====== Supplied data

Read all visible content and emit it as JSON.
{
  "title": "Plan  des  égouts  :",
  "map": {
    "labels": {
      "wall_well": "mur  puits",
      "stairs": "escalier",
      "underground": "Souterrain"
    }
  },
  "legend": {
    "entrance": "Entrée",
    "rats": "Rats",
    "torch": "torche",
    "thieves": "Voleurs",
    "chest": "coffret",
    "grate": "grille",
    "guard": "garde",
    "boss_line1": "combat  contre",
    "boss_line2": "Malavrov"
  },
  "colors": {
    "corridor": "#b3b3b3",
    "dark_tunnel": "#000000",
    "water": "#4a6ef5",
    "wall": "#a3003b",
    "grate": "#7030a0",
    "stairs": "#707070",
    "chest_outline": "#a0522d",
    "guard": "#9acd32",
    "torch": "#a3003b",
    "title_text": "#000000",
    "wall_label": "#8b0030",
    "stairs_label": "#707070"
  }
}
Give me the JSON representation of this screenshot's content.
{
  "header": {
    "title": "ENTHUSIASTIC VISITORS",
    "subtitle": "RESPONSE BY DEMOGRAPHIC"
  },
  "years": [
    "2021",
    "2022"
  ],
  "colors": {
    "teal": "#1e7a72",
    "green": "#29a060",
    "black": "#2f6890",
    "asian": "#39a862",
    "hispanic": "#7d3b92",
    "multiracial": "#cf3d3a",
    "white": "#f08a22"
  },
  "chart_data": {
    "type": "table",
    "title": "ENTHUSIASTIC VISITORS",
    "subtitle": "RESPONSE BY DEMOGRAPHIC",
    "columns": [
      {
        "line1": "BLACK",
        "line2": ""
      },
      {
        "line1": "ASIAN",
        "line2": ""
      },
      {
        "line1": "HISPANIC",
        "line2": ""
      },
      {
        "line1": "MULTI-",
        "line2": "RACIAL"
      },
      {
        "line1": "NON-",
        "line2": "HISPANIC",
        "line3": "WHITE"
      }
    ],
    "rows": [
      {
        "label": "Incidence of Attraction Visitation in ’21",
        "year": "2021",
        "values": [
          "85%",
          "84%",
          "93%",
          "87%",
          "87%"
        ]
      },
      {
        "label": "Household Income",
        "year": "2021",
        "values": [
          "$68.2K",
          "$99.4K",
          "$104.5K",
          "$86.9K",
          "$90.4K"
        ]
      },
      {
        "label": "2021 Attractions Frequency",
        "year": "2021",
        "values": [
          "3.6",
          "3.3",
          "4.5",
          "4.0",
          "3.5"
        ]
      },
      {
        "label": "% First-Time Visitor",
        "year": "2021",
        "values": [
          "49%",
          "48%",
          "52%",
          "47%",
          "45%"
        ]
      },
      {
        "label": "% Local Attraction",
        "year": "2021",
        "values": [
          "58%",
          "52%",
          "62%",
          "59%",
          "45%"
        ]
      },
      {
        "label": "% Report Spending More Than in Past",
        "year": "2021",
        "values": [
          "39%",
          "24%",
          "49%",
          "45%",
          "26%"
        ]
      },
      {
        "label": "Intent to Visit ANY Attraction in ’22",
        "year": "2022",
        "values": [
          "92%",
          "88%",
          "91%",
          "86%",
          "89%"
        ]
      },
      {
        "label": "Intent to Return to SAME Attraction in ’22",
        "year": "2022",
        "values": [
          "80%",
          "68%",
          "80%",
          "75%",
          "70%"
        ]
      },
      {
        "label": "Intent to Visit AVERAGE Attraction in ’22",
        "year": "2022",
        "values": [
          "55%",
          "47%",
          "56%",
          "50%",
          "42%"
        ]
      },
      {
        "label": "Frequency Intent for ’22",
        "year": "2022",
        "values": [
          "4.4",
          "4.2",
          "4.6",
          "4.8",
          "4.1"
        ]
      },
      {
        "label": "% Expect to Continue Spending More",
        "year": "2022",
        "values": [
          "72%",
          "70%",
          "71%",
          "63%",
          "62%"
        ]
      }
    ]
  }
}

============

Directions for this task:
Restate every line of the data word for word.

Answer to the exercise:
Read all visible content and emit it as JSON.
{
  "title": "Plan  des  égouts  :",
  "map": {
    "labels": {
      "wall_well": "mur  puits",
      "stairs": "escalier",
      "underground": "Souterrain"
    }
  },
  "legend": {
    "entrance": "Entrée",
    "rats": "Rats",
    "torch": "torche",
    "thieves": "Voleurs",
    "chest": "coffret",
    "grate": "grille",
    "guard": "garde",
    "boss_line1": "combat  contre",
    "boss_line2": "Malavrov"
  },
  "colors": {
    "corridor": "#b3b3b3",
    "dark_tunnel": "#000000",
    "water": "#4a6ef5",
    "wall": "#a3003b",
    "grate": "#7030a0",
    "stairs": "#707070",
    "chest_outline": "#a0522d",
    "guard": "#9acd32",
    "torch": "#a3003b",
    "title_text": "#000000",
    "wall_label": "#8b0030",
    "stairs_label": "#707070"
  }
}
Give me the JSON representation of this screenshot's content.
{
  "header": {
    "title": "ENTHUSIASTIC VISITORS",
    "subtitle": "RESPONSE BY DEMOGRAPHIC"
  },
  "years": [
    "2021",
    "2022"
  ],
  "colors": {
    "teal": "#1e7a72",
    "green": "#29a060",
    "black": "#2f6890",
    "asian": "#39a862",
    "hispanic": "#7d3b92",
    "multiracial": "#cf3d3a",
    "white": "#f08a22"
  },
  "chart_data": {
    "type": "table",
    "title": "ENTHUSIASTIC VISITORS",
    "subtitle": "RESPONSE BY DEMOGRAPHIC",
    "columns": [
      {
        "line1": "BLACK",
        "line2": ""
      },
      {
        "line1": "ASIAN",
        "line2": ""
      },
      {
        "line1": "HISPANIC",
        "line2": ""
      },
      {
        "line1": "MULTI-",
        "line2": "RACIAL"
      },
      {
        "line1": "NON-",
        "line2": "HISPANIC",
        "line3": "WHITE"
      }
    ],
    "rows": [
      {
        "label": "Incidence of Attraction Visitation in ’21",
        "year": "2021",
        "values": [
          "85%",
          "84%",
          "93%",
          "87%",
          "87%"
        ]
      },
      {
        "label": "Household Income",
        "year": "2021",
        "values": [
          "$68.2K",
          "$99.4K",
          "$104.5K",
          "$86.9K",
          "$90.4K"
        ]
      },
      {
        "label": "2021 Attractions Frequency",
        "year": "2021",
        "values": [
          "3.6",
          "3.3",
          "4.5",
          "4.0",
          "3.5"
        ]
      },
      {
        "label": "% First-Time Visitor",
        "year": "2021",
        "values": [
          "49%",
          "48%",
          "52%",
          "47%",
          "45%"
        ]
      },
      {
        "label": "% Local Attraction",
        "year": "2021",
        "values": [
          "58%",
          "52%",
          "62%",
          "59%",
          "45%"
        ]
      },
      {
        "label": "% Report Spending More Than in Past",
        "year": "2021",
        "values": [
          "39%",
          "24%",
          "49%",
          "45%",
          "26%"
        ]
      },
      {
        "label": "Intent to Visit ANY Attraction in ’22",
        "year": "2022",
        "values": [
          "92%",
          "88%",
          "91%",
          "86%",
          "89%"
        ]
      },
      {
        "label": "Intent to Return to SAME Attraction in ’22",
        "year": "2022",
        "values": [
          "80%",
          "68%",
          "80%",
          "75%",
          "70%"
        ]
      },
      {
        "label": "Intent to Visit AVERAGE Attraction in ’22",
        "year": "2022",
        "values": [
          "55%",
          "47%",
          "56%",
          "50%",
          "42%"
        ]
      },
      {
        "label": "Frequency Intent for ’22",
        "year": "2022",
        "values": [
          "4.4",
          "4.2",
          "4.6",
          "4.8",
          "4.1"
        ]
      },
      {
        "label": "% Expect to Continue Spending More",
        "year": "2022",
        "values": [
          "72%",
          "70%",
          "71%",
          "63%",
          "62%"
        ]
      }
    ]
  }
}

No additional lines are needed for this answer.